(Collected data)

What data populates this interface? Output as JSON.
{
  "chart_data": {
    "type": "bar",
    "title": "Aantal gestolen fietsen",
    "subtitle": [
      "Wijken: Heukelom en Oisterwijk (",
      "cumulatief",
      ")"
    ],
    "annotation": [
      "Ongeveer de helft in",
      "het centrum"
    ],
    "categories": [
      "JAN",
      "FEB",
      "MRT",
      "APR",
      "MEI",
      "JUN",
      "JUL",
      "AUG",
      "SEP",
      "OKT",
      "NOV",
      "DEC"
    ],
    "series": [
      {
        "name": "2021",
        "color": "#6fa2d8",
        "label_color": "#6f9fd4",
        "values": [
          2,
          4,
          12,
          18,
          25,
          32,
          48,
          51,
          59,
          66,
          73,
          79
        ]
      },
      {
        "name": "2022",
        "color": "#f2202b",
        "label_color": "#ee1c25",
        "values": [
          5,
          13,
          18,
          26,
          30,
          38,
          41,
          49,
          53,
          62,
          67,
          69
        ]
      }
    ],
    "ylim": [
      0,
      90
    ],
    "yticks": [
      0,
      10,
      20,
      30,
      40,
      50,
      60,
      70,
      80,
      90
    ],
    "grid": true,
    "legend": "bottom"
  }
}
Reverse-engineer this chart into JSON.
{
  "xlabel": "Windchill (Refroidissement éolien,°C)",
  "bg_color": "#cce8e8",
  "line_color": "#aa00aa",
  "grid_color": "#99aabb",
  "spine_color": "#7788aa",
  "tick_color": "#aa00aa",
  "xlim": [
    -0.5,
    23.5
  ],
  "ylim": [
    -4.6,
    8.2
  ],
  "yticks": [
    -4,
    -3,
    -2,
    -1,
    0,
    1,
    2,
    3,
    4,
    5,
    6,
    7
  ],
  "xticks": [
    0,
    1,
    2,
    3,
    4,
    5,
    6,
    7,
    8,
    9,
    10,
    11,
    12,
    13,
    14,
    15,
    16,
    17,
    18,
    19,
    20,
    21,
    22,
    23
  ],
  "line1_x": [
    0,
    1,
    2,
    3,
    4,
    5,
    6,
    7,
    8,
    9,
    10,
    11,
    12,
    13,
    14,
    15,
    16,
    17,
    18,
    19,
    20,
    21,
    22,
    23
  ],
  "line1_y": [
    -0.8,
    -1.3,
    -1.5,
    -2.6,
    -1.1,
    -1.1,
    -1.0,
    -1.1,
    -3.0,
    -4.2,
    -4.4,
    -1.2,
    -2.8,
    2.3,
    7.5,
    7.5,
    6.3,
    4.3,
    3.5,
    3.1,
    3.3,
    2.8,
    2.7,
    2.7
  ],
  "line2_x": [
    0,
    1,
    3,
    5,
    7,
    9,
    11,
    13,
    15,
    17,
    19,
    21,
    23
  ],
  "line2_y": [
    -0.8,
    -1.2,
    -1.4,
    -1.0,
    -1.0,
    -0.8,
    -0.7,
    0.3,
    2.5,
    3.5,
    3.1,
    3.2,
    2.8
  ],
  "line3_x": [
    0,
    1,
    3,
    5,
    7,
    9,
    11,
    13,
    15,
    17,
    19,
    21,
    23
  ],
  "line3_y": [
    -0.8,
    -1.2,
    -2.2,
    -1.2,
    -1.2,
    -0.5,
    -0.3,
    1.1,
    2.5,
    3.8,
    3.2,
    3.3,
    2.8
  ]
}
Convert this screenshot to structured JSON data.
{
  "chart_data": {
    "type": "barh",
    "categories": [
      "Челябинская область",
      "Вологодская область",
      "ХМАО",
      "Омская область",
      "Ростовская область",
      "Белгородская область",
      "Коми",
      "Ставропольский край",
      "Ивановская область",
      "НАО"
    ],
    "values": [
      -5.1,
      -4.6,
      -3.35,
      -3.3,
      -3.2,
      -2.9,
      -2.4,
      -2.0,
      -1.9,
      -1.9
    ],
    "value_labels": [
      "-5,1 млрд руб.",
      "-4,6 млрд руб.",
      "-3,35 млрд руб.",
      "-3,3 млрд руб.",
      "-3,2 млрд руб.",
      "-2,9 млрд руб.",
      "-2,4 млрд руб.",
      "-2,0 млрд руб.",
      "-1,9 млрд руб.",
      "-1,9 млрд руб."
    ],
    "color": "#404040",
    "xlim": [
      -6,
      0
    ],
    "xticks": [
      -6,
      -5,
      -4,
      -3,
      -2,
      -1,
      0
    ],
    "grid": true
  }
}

● What you are asked to do
Every entry must be quoted exactly as it appears above.

● Task response
What data populates this interface? Output as JSON.
{
  "chart_data": {
    "type": "bar",
    "title": "Aantal gestolen fietsen",
    "subtitle": [
      "Wijken: Heukelom en Oisterwijk (",
      "cumulatief",
      ")"
    ],
    "annotation": [
      "Ongeveer de helft in",
      "het centrum"
    ],
    "categories": [
      "JAN",
      "FEB",
      "MRT",
      "APR",
      "MEI",
      "JUN",
      "JUL",
      "AUG",
      "SEP",
      "OKT",
      "NOV",
      "DEC"
    ],
    "series": [
      {
        "name": "2021",
        "color": "#6fa2d8",
        "label_color": "#6f9fd4",
        "values": [
          2,
          4,
          12,
          18,
          25,
          32,
          48,
          51,
          59,
          66,
          73,
          79
        ]
      },
      {
        "name": "2022",
        "color": "#f2202b",
        "label_color": "#ee1c25",
        "values": [
          5,
          13,
          18,
          26,
          30,
          38,
          41,
          49,
          53,
          62,
          67,
          69
        ]
      }
    ],
    "ylim": [
      0,
      90
    ],
    "yticks": [
      0,
      10,
      20,
      30,
      40,
      50,
      60,
      70,
      80,
      90
    ],
    "grid": true,
    "legend": "bottom"
  }
}
Reverse-engineer this chart into JSON.
{
  "xlabel": "Windchill (Refroidissement éolien,°C)",
  "bg_color": "#cce8e8",
  "line_color": "#aa00aa",
  "grid_color": "#99aabb",
  "spine_color": "#7788aa",
  "tick_color": "#aa00aa",
  "xlim": [
    -0.5,
    23.5
  ],
  "ylim": [
    -4.6,
    8.2
  ],
  "yticks": [
    -4,
    -3,
    -2,
    -1,
    0,
    1,
    2,
    3,
    4,
    5,
    6,
    7
  ],
  "xticks": [
    0,
    1,
    2,
    3,
    4,
    5,
    6,
    7,
    8,
    9,
    10,
    11,
    12,
    13,
    14,
    15,
    16,
    17,
    18,
    19,
    20,
    21,
    22,
    23
  ],
  "line1_x": [
    0,
    1,
    2,
    3,
    4,
    5,
    6,
    7,
    8,
    9,
    10,
    11,
    12,
    13,
    14,
    15,
    16,
    17,
    18,
    19,
    20,
    21,
    22,
    23
  ],
  "line1_y": [
    -0.8,
    -1.3,
    -1.5,
    -2.6,
    -1.1,
    -1.1,
    -1.0,
    -1.1,
    -3.0,
    -4.2,
    -4.4,
    -1.2,
    -2.8,
    2.3,
    7.5,
    7.5,
    6.3,
    4.3,
    3.5,
    3.1,
    3.3,
    2.8,
    2.7,
    2.7
  ],
  "line2_x": [
    0,
    1,
    3,
    5,
    7,
    9,
    11,
    13,
    15,
    17,
    19,
    21,
    23
  ],
  "line2_y": [
    -0.8,
    -1.2,
    -1.4,
    -1.0,
    -1.0,
    -0.8,
    -0.7,
    0.3,
    2.5,
    3.5,
    3.1,
    3.2,
    2.8
  ],
  "line3_x": [
    0,
    1,
    3,
    5,
    7,
    9,
    11,
    13,
    15,
    17,
    19,
    21,
    23
  ],
  "line3_y": [
    -0.8,
    -1.2,
    -2.2,
    -1.2,
    -1.2,
    -0.5,
    -0.3,
    1.1,
    2.5,
    3.8,
    3.2,
    3.3,
    2.8
  ]
}
Convert this screenshot to structured JSON data.
{
  "chart_data": {
    "type": "barh",
    "categories": [
      "Челябинская область",
      "Вологодская область",
      "ХМАО",
      "Омская область",
      "Ростовская область",
      "Белгородская область",
      "Коми",
      "Ставропольский край",
      "Ивановская область",
      "НАО"
    ],
    "values": [
      -5.1,
      -4.6,
      -3.35,
      -3.3,
      -3.2,
      -2.9,
      -2.4,
      -2.0,
      -1.9,
      -1.9
    ],
    "value_labels": [
      "-5,1 млрд руб.",
      "-4,6 млрд руб.",
      "-3,35 млрд руб.",
      "-3,3 млрд руб.",
      "-3,2 млрд руб.",
      "-2,9 млрд руб.",
      "-2,4 млрд руб.",
      "-2,0 млрд руб.",
      "-1,9 млрд руб.",
      "-1,9 млрд руб."
    ],
    "color": "#404040",
    "xlim": [
      -6,
      0
    ],
    "xticks": [
      -6,
      -5,
      -4,
      -3,
      -2,
      -1,
      0
    ],
    "grid": true
  }
}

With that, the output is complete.